DOCUMENT EXTRACT »
American actor (1915–1973)

Taliaferro Ware "Tol" Avery (August 28, 1915 – August 27, 1973) was an American film and television character actor who appeared in more than 100 separate works between 1950 and 1974.

==Biography==
Early in his career, Avery portrayed Lieutenant Steve King on The Thin Man.

Noted for his girth and cultured voice, Avery usually played sophisticated and articulate villains, including the featured nemesis in six out of seven episode appearances on the ABC/Warner Brothers western television series Maverick starring James Garner, Jack Kelly and Roger Moore between 1957 and 1962. The episodes were "According to Hoyle" with Garner and Diane Brewster, "Rope of Cards" with Garner, "Yellow River" with Kelly, "Maverick Springs" with Garner and Kelly as well as Kathleen Crowley, "Last Wire from Stop Gap" with Kelly and Moore (in which Avery does not play a villain), "Maverick at Law" with Kelly, and "Poker Face" with Kelly. In 1958, he appeared in the episode "Devil to Pay" of the ABC/WB series Sugarfoot.

Avery was cast twice during this time in another ABC/WB western series, Colt .45, starring Wayde Preston. Avery played the role of Archer Belgrade in "Circle of Fear" (1958) and Barnes in "Queen of Dixie" (1959). In the latter episode, he was cast with Andy Clyde in the role of Captain Gibbs. In 1960, he was cast as Theodore and John Nichols, respectively, in the episodes "Key to the City" and "False Identity" of the ABC/WB crime drama, Bourbon Street Beat starring Andrew Duggan, Richard Long and Van Williams. He also guest starred on the CBS sitcom, Pete and Gladys with Harry Morgan and Cara Williams.

As one of several appearances in different roles on CBS's The Andy Griffith Show, Avery in 1964 played Ben Weaver in the episode "The Shoplifters." That same year, he was cast as "Speaker Bert Metcalf" on the CBS drama series Slattery's People, starring Richard Crenna. He appeared five times during the 1960s on the long running NBC western series The Virginian.

In 1965 he appeared on Gomer Pyle, U.S.M.C. in Season 2 Episode 13 as Mr. Gibbons and in 1967 on Season 4 Episode 10 as Mr. Poovie.

In 1966, Avery appeared three times on the syndicated western anthology series, Death Valley Days, as Frank Brenner in "The Resurrection of Deadwood Dick" and as Walter Benson in "Doc Holliday's Gold Bars" (both 1966), and as judge Sidney Edgerton, who later becomes the first governor of the Montana Territory, in the segment "Lucia Darling and the Ostrich" (1969).

Avery also appeared three times each on ABC's Batman (episodes 25, 26 and 87) and CBS's Mannix, once on ABC's Rango in 1967, and on Dragnet in 1968 as Willard Danhart. One of his last appearances was as Justice Redding in the 1973 TV-movie The Marcus-Nelson Murders, which served as the pilot for the CBS detective series Kojak, starring Telly Savalas.

(Extracted data entries)
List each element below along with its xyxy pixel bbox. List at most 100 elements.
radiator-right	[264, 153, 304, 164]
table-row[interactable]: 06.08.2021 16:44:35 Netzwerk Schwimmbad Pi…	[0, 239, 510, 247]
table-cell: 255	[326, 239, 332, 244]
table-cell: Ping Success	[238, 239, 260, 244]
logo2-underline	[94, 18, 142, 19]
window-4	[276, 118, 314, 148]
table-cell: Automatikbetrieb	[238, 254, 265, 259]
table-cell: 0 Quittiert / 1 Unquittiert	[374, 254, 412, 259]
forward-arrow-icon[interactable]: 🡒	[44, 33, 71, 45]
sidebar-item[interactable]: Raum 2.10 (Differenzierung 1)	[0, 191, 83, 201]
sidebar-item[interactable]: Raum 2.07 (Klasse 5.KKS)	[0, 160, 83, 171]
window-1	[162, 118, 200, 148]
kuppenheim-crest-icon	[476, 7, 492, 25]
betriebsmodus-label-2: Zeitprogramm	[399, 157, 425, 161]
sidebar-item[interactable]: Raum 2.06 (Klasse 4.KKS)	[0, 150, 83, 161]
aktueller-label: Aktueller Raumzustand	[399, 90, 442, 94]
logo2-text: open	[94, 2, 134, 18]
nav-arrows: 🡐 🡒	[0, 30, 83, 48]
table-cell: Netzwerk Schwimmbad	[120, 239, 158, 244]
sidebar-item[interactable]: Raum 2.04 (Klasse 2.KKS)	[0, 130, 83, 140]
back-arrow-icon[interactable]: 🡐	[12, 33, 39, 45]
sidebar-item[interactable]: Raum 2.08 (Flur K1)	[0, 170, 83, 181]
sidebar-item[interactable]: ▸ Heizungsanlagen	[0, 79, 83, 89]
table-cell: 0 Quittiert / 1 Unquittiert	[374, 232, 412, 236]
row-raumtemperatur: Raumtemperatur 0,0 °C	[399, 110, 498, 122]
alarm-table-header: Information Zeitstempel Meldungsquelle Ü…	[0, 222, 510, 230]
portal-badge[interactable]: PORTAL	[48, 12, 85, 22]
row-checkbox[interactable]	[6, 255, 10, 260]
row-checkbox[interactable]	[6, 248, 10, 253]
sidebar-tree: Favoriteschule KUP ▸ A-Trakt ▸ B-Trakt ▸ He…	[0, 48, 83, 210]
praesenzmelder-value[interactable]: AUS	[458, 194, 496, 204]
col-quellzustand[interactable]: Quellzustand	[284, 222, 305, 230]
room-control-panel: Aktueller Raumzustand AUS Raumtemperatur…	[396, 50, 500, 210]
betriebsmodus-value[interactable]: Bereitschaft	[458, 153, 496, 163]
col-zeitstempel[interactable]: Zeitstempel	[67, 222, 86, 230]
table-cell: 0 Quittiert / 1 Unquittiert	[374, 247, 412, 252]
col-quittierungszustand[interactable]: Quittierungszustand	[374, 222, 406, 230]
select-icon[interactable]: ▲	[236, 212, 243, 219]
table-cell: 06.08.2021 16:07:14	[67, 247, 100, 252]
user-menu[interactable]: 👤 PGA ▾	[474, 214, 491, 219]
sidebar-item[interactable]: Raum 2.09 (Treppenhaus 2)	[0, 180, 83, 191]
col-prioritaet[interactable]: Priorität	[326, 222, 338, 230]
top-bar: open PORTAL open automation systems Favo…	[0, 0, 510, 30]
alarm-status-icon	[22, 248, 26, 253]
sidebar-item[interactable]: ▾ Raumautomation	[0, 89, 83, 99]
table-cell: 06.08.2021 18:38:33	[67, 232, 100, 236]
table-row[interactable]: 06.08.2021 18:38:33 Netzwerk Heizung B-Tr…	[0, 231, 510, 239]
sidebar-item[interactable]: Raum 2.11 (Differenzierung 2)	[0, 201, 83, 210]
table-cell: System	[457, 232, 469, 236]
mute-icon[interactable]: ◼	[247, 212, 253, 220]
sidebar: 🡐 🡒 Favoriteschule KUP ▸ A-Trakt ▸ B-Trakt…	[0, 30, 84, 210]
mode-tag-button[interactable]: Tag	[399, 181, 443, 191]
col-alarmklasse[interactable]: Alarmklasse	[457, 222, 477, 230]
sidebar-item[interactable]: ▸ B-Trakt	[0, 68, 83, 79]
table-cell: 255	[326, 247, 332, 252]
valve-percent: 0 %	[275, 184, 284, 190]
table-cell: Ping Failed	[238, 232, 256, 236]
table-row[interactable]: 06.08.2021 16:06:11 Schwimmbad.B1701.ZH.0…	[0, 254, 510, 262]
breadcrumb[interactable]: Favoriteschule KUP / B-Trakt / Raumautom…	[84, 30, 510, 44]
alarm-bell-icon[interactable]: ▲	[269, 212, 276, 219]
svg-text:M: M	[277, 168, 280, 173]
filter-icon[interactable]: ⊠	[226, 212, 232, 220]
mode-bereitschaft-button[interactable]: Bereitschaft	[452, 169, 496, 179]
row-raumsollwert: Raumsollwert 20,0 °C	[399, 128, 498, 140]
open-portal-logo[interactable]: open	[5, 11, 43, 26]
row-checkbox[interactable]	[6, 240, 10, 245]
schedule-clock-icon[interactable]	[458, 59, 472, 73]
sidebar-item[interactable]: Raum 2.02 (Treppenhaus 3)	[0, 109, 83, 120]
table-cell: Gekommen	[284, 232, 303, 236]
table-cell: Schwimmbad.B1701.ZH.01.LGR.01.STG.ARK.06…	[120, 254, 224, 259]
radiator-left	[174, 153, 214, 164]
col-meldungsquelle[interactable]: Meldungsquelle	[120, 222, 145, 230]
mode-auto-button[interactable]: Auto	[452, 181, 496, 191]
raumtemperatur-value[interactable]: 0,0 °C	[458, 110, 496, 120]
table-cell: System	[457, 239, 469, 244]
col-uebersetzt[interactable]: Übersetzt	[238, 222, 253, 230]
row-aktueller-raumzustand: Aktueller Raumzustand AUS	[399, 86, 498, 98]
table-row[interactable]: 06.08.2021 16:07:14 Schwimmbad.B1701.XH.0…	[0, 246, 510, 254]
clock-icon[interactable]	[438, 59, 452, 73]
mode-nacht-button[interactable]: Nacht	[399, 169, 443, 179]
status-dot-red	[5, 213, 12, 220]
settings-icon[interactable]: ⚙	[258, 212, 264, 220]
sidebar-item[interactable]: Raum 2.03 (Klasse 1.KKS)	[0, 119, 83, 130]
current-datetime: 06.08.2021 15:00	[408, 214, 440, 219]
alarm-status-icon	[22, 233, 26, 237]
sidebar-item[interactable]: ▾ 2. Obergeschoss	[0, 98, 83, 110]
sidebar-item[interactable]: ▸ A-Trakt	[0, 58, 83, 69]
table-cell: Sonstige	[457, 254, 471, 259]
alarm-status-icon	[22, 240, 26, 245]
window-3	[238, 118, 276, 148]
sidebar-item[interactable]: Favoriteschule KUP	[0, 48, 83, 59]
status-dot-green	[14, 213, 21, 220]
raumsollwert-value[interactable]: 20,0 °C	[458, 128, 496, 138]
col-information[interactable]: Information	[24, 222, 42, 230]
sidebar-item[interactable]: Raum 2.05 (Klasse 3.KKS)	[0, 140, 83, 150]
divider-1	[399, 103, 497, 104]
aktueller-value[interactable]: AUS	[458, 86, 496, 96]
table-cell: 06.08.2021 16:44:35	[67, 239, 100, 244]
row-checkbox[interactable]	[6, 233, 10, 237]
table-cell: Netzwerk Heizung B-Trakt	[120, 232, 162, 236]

GOAL OF THE EXERCISE » Copy the text about Tol Avery between "In 1966, Avery" and "starring Telly Savalas.", inclusive, substituting "Judge Redding" for "Justice Redding".

SOLUTION TO THIS EXERCISE »
In 1966, Avery appeared three times on the syndicated western anthology series, Death Valley Days, as Frank Brenner in "The Resurrection of Deadwood Dick" and as Walter Benson in "Doc Holliday's Gold Bars" (both 1966), and as judge Sidney Edgerton, who later becomes the first governor of the Montana Territory, in the segment "Lucia Darling and the Ostrich" (1969).

Avery also appeared three times each on ABC's Batman (episodes 25, 26 and 87) and CBS's Mannix, once on ABC's Rango in 1967, and on Dragnet in 1968 as Willard Danhart. One of his last appearances was as Judge Redding in the 1973 TV-movie The Marcus-Nelson Murders, which served as the pilot for the CBS detective series Kojak, starring Telly Savalas.